**Instruction:**
Set down each record exactly as written.

**Data lines:**
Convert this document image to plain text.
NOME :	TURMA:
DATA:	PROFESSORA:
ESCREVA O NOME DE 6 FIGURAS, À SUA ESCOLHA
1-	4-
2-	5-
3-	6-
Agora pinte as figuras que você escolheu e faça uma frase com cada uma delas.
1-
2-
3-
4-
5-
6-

**Solution below:**
Convert this document image to plain text.
NOME :	TURMA:
DATA:	PROFESSORA:
ESCREVA O NOME DE 6 FIGURAS, À SUA ESCOLHA
1-	4-
2-	5-
3-	6-
Agora pinte as figuras que você escolheu e faça uma frase com cada uma delas.
1-
2-
3-
4-
5-
6-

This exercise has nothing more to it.